**GIVEN DATA**
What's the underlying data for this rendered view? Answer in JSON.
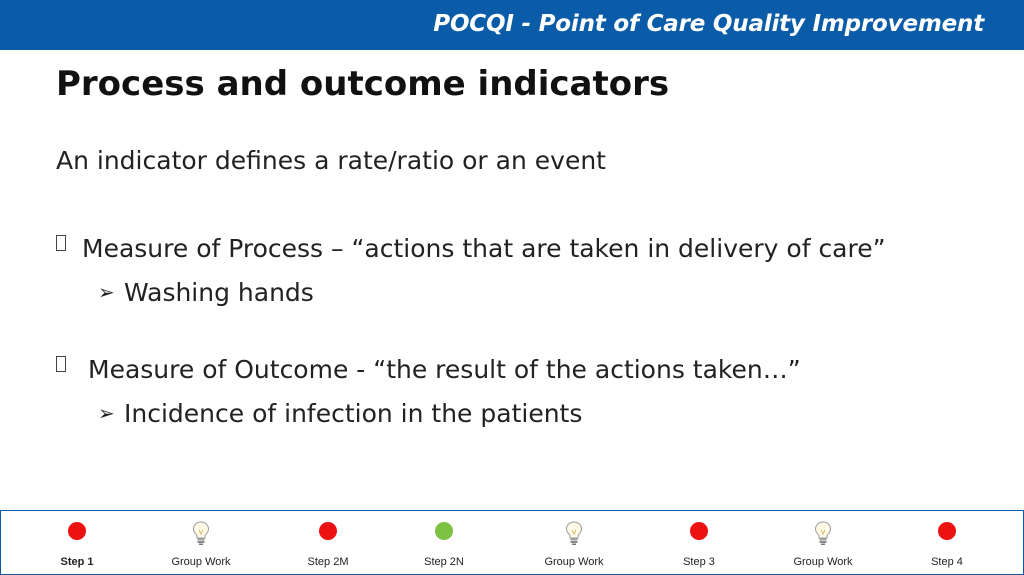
{
  "header": {
    "title": "POCQI - Point of Care Quality Improvement"
  },
  "slide": {
    "title": "Process and outcome indicators",
    "intro": "An indicator defines a rate/ratio or an event",
    "bullets": [
      {
        "text": "Measure of Process – “actions that are taken in delivery of care”",
        "sub": "Washing hands"
      },
      {
        "text": "Measure of Outcome - “the result of the actions taken…”",
        "sub": "Incidence of infection in the patients"
      }
    ]
  },
  "footer": {
    "steps": [
      {
        "label": "Step 1",
        "icon": "red-dot",
        "color": "#ee1111",
        "active": true
      },
      {
        "label": "Group Work",
        "icon": "lightbulb-icon"
      },
      {
        "label": "Step 2M",
        "icon": "red-dot",
        "color": "#ee1111"
      },
      {
        "label": "Step 2N",
        "icon": "green-dot",
        "color": "#7dc242"
      },
      {
        "label": "Group Work",
        "icon": "lightbulb-icon"
      },
      {
        "label": "Step 3",
        "icon": "red-dot",
        "color": "#ee1111"
      },
      {
        "label": "Group Work",
        "icon": "lightbulb-icon"
      },
      {
        "label": "Step 4",
        "icon": "red-dot",
        "color": "#ee1111"
      }
    ]
  },
  "colors": {
    "header_blue": "#0a5ca8"
  }
}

**PROBLEM STATEMENT**
Would you repeat the complete listing exactly, excluding each picture it holds?

**ANSWER SECTION**
What's the underlying data for this rendered view? Answer in JSON.
{
  "header": {
    "title": "POCQI - Point of Care Quality Improvement"
  },
  "slide": {
    "title": "Process and outcome indicators",
    "intro": "An indicator defines a rate/ratio or an event",
    "bullets": [
      {
        "text": "Measure of Process – “actions that are taken in delivery of care”",
        "sub": "Washing hands"
      },
      {
        "text": "Measure of Outcome - “the result of the actions taken…”",
        "sub": "Incidence of infection in the patients"
      }
    ]
  },
  "footer": {
    "steps": [
      {
        "label": "Step 1",
        "icon": "red-dot",
        "color": "#ee1111",
        "active": true
      },
      {
        "label": "Group Work",
        "icon": "lightbulb-icon"
      },
      {
        "label": "Step 2M",
        "icon": "red-dot",
        "color": "#ee1111"
      },
      {
        "label": "Step 2N",
        "icon": "green-dot",
        "color": "#7dc242"
      },
      {
        "label": "Group Work",
        "icon": "lightbulb-icon"
      },
      {
        "label": "Step 3",
        "icon": "red-dot",
        "color": "#ee1111"
      },
      {
        "label": "Group Work",
        "icon": "lightbulb-icon"
      },
      {
        "label": "Step 4",
        "icon": "red-dot",
        "color": "#ee1111"
      }
    ]
  },
  "colors": {
    "header_blue": "#0a5ca8"
  }
}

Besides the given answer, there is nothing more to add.